Dame Angela Brigid Lansbury (born 16 October 1925) is an English actress and singer whose career spans over seven decades on stage, screen and television.
Born in London, she moved with her family to New York City in 1940. Her first film roles were in Gaslight and The Picture of Dorian Gray (1945), both of which brought her Academy Award nominations for Best Supporting Actress. At age 20, she was (and still is) the youngest actress with two nominations. She went on to extensive work in film, on television and on the stage, eventually earning five Tony Awards (and two nominations), six Golden Globes, another Best Supporting Actress nomination and 19 Emmy Award nominations. In 1994, she was appointed a Commander of the Order of the British Empire by Queen Elizabeth II. In 2013, she received an Honorary Oscar for lifetime achievement.
Additional memorable film roles came in National Velvet, The Harvey Girls, Nanny McPhee, Bedknobs and Broomsticks, Beauty and the Beast, The Court Jester and The Manchurian Candidate. On Broadway, she won acclaim in Mame, Gypsy and Sweeney Todd. On television, she is best known as the star of Murder, She Wrote. She's the only individual to have an original song written for her from four of Disney's most famous songwriters: "The Age of Not Believing" from Bedknobs and Broomsticks (by The Sherman Brothers) and "Beauty and the Beast" from Beauty and the Beast (by Howard Ashman and Alan Menken).

_ _ _ _

Retype the passage about Angela Lansbury word for word, starting at "Dame Angela Brigid" and ending at "screen and television.". The records that follow come from a separate source.

_ _ _ _

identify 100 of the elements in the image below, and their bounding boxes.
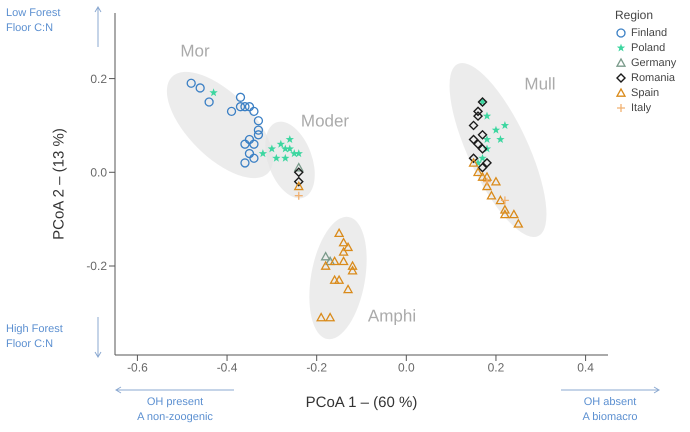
point <box>240 140 250 149</box>
x-tick-label: -0.2 <box>306 360 328 375</box>
point <box>482 158 492 168</box>
point <box>468 154 478 163</box>
point <box>468 120 478 130</box>
point <box>249 106 259 116</box>
point <box>272 154 281 162</box>
point <box>491 177 501 186</box>
y-tick-label: 0.0 <box>90 166 108 180</box>
point <box>209 88 218 96</box>
annotation: Mull <box>524 74 556 94</box>
point <box>343 242 353 252</box>
legend-label: Finland <box>631 27 668 39</box>
point <box>196 83 205 93</box>
point <box>186 78 196 88</box>
text: OH present A non-zoogenic <box>136 395 214 425</box>
annotation: Moder <box>300 111 350 130</box>
point <box>268 144 276 152</box>
point <box>244 148 254 158</box>
x-tick-label: -0.4 <box>216 360 238 375</box>
annotation: Mor <box>180 41 210 60</box>
point <box>276 140 286 148</box>
point <box>281 154 290 162</box>
point <box>500 210 510 218</box>
point <box>226 106 236 116</box>
point <box>316 312 326 322</box>
point <box>249 154 259 163</box>
point <box>478 172 488 181</box>
text: OH absent A biomacro <box>581 395 639 425</box>
point <box>294 182 304 190</box>
text: High Forest Floor C:N <box>6 322 64 352</box>
point <box>500 121 510 129</box>
point <box>478 130 488 140</box>
point <box>482 177 492 186</box>
point <box>338 247 348 256</box>
point <box>249 140 259 149</box>
text: Low Forest Floor C:N <box>6 6 62 36</box>
x-axis-title: PCoA 1 – (60 %) <box>306 394 418 411</box>
point <box>330 256 340 266</box>
point <box>468 134 478 144</box>
point <box>482 172 492 181</box>
point <box>486 191 496 200</box>
point <box>204 97 214 107</box>
point <box>473 106 483 116</box>
point <box>294 176 304 186</box>
point <box>244 102 254 112</box>
point <box>348 266 358 275</box>
point <box>334 228 344 238</box>
point <box>478 154 487 162</box>
point <box>338 238 348 246</box>
point <box>294 168 304 177</box>
point <box>236 92 246 102</box>
legend-label: Germany <box>631 57 676 69</box>
point <box>254 130 264 140</box>
legend-title: Region <box>615 8 654 22</box>
point <box>294 162 304 172</box>
y-tick-label: -0.2 <box>86 259 108 274</box>
point <box>286 144 294 152</box>
point <box>343 284 353 294</box>
point <box>482 112 492 120</box>
x-tick-label: 0.2 <box>488 360 505 375</box>
point <box>473 168 483 176</box>
point <box>500 196 510 206</box>
annotation: Amphi <box>368 306 416 326</box>
legend-label: Poland <box>631 42 666 54</box>
point <box>478 162 488 172</box>
point <box>320 261 330 270</box>
point <box>348 261 358 270</box>
point <box>294 149 303 158</box>
point <box>325 256 335 266</box>
x-tick-label: 0.4 <box>577 360 594 375</box>
point <box>244 134 254 144</box>
point <box>482 182 492 190</box>
x-tick-label: -0.6 <box>127 360 148 375</box>
point <box>258 149 268 158</box>
point <box>338 256 348 266</box>
point <box>334 275 344 284</box>
point <box>496 135 505 144</box>
legend-label: Romania <box>631 72 676 84</box>
y-tick-label: 0.2 <box>90 72 108 86</box>
point <box>478 144 488 154</box>
point <box>473 139 483 149</box>
point <box>500 205 510 214</box>
legend-label: Spain <box>631 87 660 99</box>
point <box>468 158 478 167</box>
point <box>286 135 294 144</box>
point <box>294 191 304 200</box>
legend-label: Italy <box>631 102 652 114</box>
point <box>509 210 519 218</box>
x-tick-label: 0.0 <box>398 360 415 375</box>
point <box>240 158 250 168</box>
point <box>482 135 492 144</box>
point <box>473 111 483 121</box>
point <box>496 196 506 204</box>
point <box>254 125 264 135</box>
point <box>330 275 340 284</box>
point <box>492 126 500 134</box>
point <box>514 219 524 228</box>
point <box>320 252 330 260</box>
point <box>236 102 246 112</box>
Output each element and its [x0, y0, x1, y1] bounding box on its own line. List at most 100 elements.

_ _ _ _

§ **EXERCISE OUTPUT**
Dame Angela Brigid Lansbury (born 16 October 1925) is an English actress and singer whose career spans over seven decades on stage, screen and television.